-- start of DATASET RECORDS --

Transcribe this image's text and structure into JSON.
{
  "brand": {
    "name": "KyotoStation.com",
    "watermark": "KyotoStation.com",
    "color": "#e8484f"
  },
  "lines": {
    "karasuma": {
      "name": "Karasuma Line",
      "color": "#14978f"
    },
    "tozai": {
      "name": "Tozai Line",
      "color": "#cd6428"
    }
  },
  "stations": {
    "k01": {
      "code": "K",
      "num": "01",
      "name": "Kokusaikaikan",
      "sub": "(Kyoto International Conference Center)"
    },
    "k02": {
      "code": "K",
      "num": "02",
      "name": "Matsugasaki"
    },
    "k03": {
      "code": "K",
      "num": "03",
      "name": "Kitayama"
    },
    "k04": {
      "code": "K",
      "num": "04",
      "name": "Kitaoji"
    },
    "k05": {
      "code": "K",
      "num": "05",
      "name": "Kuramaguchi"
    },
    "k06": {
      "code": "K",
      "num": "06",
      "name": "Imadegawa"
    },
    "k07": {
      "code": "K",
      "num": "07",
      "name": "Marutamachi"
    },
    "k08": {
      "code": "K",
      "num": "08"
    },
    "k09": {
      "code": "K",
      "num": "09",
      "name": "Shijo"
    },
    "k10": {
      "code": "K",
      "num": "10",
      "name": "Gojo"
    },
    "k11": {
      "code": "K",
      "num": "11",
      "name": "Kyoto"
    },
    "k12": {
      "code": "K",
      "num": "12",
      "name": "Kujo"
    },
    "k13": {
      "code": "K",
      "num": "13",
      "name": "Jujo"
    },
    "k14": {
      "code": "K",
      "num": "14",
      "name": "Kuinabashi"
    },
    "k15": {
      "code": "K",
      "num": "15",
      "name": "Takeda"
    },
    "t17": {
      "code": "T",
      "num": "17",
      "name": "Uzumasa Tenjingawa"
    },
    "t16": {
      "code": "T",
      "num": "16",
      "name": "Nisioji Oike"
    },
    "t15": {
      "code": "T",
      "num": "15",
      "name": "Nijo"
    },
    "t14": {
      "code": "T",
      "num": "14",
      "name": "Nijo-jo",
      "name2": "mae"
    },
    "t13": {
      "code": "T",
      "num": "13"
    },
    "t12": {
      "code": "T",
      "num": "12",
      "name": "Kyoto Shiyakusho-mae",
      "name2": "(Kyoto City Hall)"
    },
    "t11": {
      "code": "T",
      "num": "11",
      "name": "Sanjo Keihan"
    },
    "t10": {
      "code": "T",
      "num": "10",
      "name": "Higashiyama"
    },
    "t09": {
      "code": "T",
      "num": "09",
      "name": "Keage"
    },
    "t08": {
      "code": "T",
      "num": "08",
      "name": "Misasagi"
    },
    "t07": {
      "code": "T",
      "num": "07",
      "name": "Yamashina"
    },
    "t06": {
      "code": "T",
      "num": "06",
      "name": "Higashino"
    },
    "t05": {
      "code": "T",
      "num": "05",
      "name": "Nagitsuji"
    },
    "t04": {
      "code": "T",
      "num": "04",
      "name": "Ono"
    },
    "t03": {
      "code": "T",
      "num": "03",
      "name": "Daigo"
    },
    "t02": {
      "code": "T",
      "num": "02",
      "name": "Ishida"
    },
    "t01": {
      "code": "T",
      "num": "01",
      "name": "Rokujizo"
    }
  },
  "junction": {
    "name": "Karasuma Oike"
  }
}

-- end of DATASET RECORDS --

## TASK DESCRIPTION
Search the entries for the word "Oike", then gather every line that has it.

## THE ANSWER
      "name": "Nisioji Oike"
    "name": "Karasuma Oike"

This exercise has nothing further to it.